Work instructions
Return all lines in the material below that contain "JSON".

start

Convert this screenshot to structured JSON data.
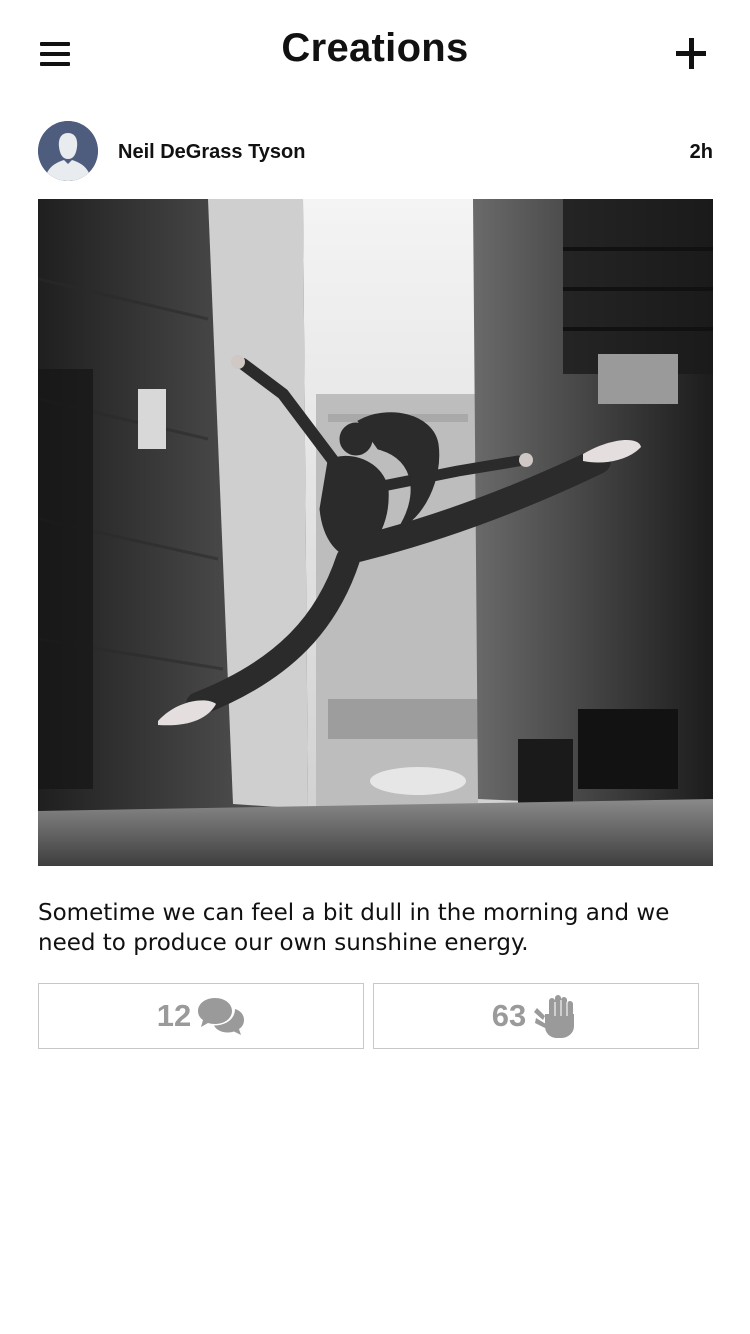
{
  "header": {
    "title": "Creations",
    "menu_icon": "hamburger-menu-icon",
    "add_icon": "plus-icon"
  },
  "post": {
    "author_name": "Neil DeGrass Tyson",
    "time_ago": "2h",
    "avatar_icon": "default-avatar-icon",
    "caption": "Sometime we can feel a bit dull in the morning and we need to produce our own sunshine energy.",
    "comments": {
      "count": "12",
      "icon": "comments-icon"
    },
    "claps": {
      "count": "63",
      "icon": "clap-icon"
    }
  },
  "colors": {
    "avatar_bg": "#4e5d7e",
    "stat_text": "#9a9a9a",
    "stat_border": "#c8c8c8"
  }
}
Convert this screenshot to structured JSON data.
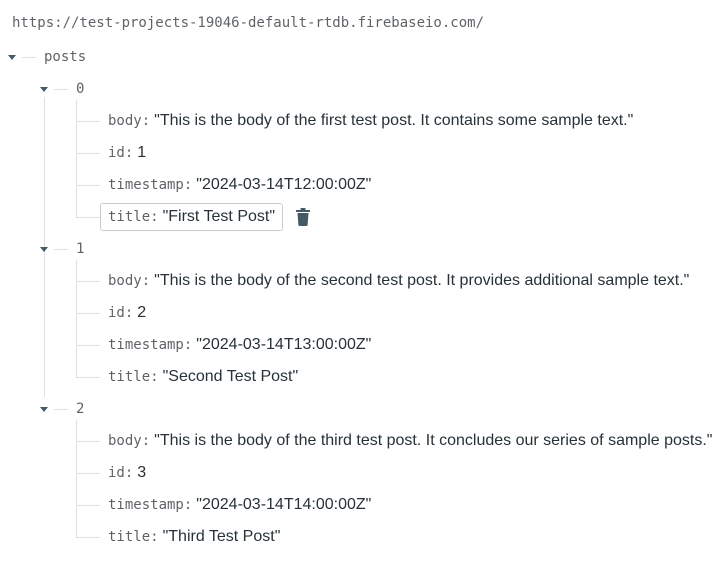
{
  "db_url": "https://test-projects-19046-default-rtdb.firebaseio.com/",
  "root": {
    "key": "posts"
  },
  "posts": [
    {
      "key": "0",
      "fields": [
        {
          "k": "body",
          "v": "\"This is the body of the first test post. It contains some sample text.\""
        },
        {
          "k": "id",
          "v": "1"
        },
        {
          "k": "timestamp",
          "v": "\"2024-03-14T12:00:00Z\""
        },
        {
          "k": "title",
          "v": "\"First Test Post\""
        }
      ]
    },
    {
      "key": "1",
      "fields": [
        {
          "k": "body",
          "v": "\"This is the body of the second test post. It provides additional sample text.\""
        },
        {
          "k": "id",
          "v": "2"
        },
        {
          "k": "timestamp",
          "v": "\"2024-03-14T13:00:00Z\""
        },
        {
          "k": "title",
          "v": "\"Second Test Post\""
        }
      ]
    },
    {
      "key": "2",
      "fields": [
        {
          "k": "body",
          "v": "\"This is the body of the third test post. It concludes our series of sample posts.\""
        },
        {
          "k": "id",
          "v": "3"
        },
        {
          "k": "timestamp",
          "v": "\"2024-03-14T14:00:00Z\""
        },
        {
          "k": "title",
          "v": "\"Third Test Post\""
        }
      ]
    }
  ],
  "separator": ":",
  "icons": {
    "expand": "chevron-down-icon",
    "delete": "trash-icon"
  },
  "colors": {
    "key_text": "#5f6368",
    "value_text": "#263238",
    "tree_line": "#dfe1e5",
    "icon": "#455a64"
  }
}
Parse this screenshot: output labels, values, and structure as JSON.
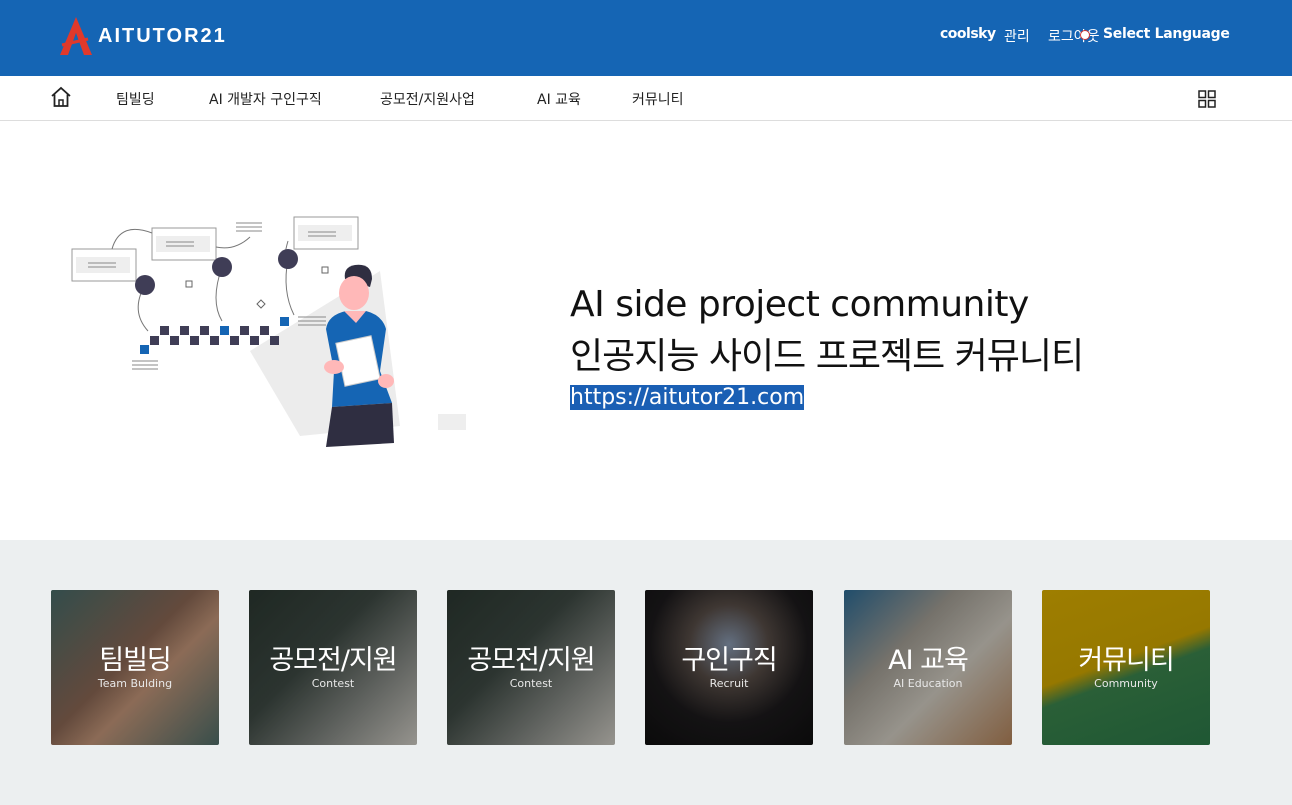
{
  "header": {
    "logo_text": "AITUTOR21",
    "user": "coolsky",
    "admin": "관리",
    "logout": "로그아웃",
    "language": "Select Language"
  },
  "nav": {
    "items": [
      {
        "label": "팀빌딩"
      },
      {
        "label": "AI 개발자 구인구직"
      },
      {
        "label": "공모전/지원사업"
      },
      {
        "label": "AI 교육"
      },
      {
        "label": "커뮤니티"
      }
    ]
  },
  "hero": {
    "title_en": "AI side project community",
    "title_ko": "인공지능 사이드 프로젝트 커뮤니티",
    "url": "https://aitutor21.com"
  },
  "cards": [
    {
      "title": "팀빌딩",
      "subtitle": "Team Bulding"
    },
    {
      "title": "공모전/지원",
      "subtitle": "Contest"
    },
    {
      "title": "공모전/지원",
      "subtitle": "Contest"
    },
    {
      "title": "구인구직",
      "subtitle": "Recruit"
    },
    {
      "title": "AI 교육",
      "subtitle": "AI Education"
    },
    {
      "title": "커뮤니티",
      "subtitle": "Community"
    }
  ],
  "colors": {
    "header_blue": "#1565b4",
    "url_highlight": "#1a5fb4",
    "section_gray": "#eceff0"
  }
}
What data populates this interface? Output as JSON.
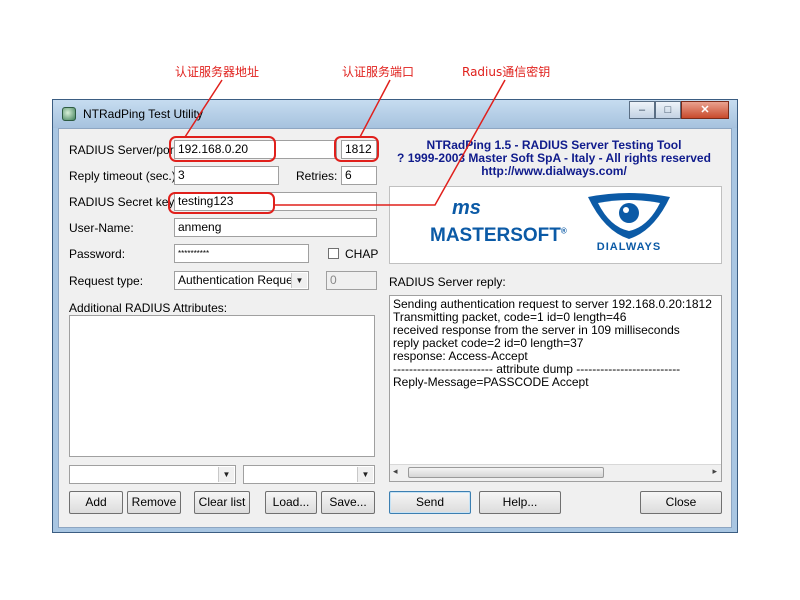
{
  "annotations": {
    "server_address": "认证服务器地址",
    "server_port": "认证服务端口",
    "secret": "Radius通信密钥"
  },
  "window": {
    "title": "NTRadPing Test Utility",
    "minimize": "–",
    "maximize": "□",
    "close": "✕"
  },
  "form": {
    "server_label": "RADIUS Server/port:",
    "server_value": "192.168.0.20",
    "port_value": "1812",
    "timeout_label": "Reply timeout (sec.):",
    "timeout_value": "3",
    "retries_label": "Retries:",
    "retries_value": "6",
    "secret_label": "RADIUS Secret key:",
    "secret_value": "testing123",
    "username_label": "User-Name:",
    "username_value": "anmeng",
    "password_label": "Password:",
    "password_value": "**********",
    "chap_label": "CHAP",
    "chap_checked": false,
    "request_type_label": "Request type:",
    "request_type_value": "Authentication Request",
    "request_id_value": "0",
    "attributes_label": "Additional RADIUS Attributes:"
  },
  "header_info": {
    "line1": "NTRadPing 1.5 - RADIUS Server Testing Tool",
    "line2": "? 1999-2003 Master Soft SpA - Italy - All rights reserved",
    "line3": "http://www.dialways.com/",
    "color": "#0f1b8c"
  },
  "logos": {
    "mastersoft_ms": "ms",
    "mastersoft_name": "MASTERSOFT",
    "mastersoft_reg": "®",
    "dialways_name": "DIALWAYS",
    "brand_blue": "#0b5aa6"
  },
  "reply": {
    "label": "RADIUS Server reply:",
    "lines": [
      "Sending authentication request to server 192.168.0.20:1812",
      "Transmitting packet, code=1 id=0 length=46",
      "received response from the server in 109 milliseconds",
      "reply packet code=2 id=0 length=37",
      "response: Access-Accept",
      "------------------------- attribute dump --------------------------",
      "Reply-Message=PASSCODE Accept"
    ]
  },
  "buttons": {
    "add": "Add",
    "remove": "Remove",
    "clear": "Clear list",
    "load": "Load...",
    "save": "Save...",
    "send": "Send",
    "help": "Help...",
    "close": "Close"
  },
  "colors": {
    "annotation_red": "#e0201c",
    "window_frame": "#a9c6e2"
  }
}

end

Problem solution
Convert this screenshot to structured JSON data.
Convert this screenshot to structured JSON data.
Parse this screenshot: output labels, values, and structure as JSON.
What data populates this interface? Output as JSON.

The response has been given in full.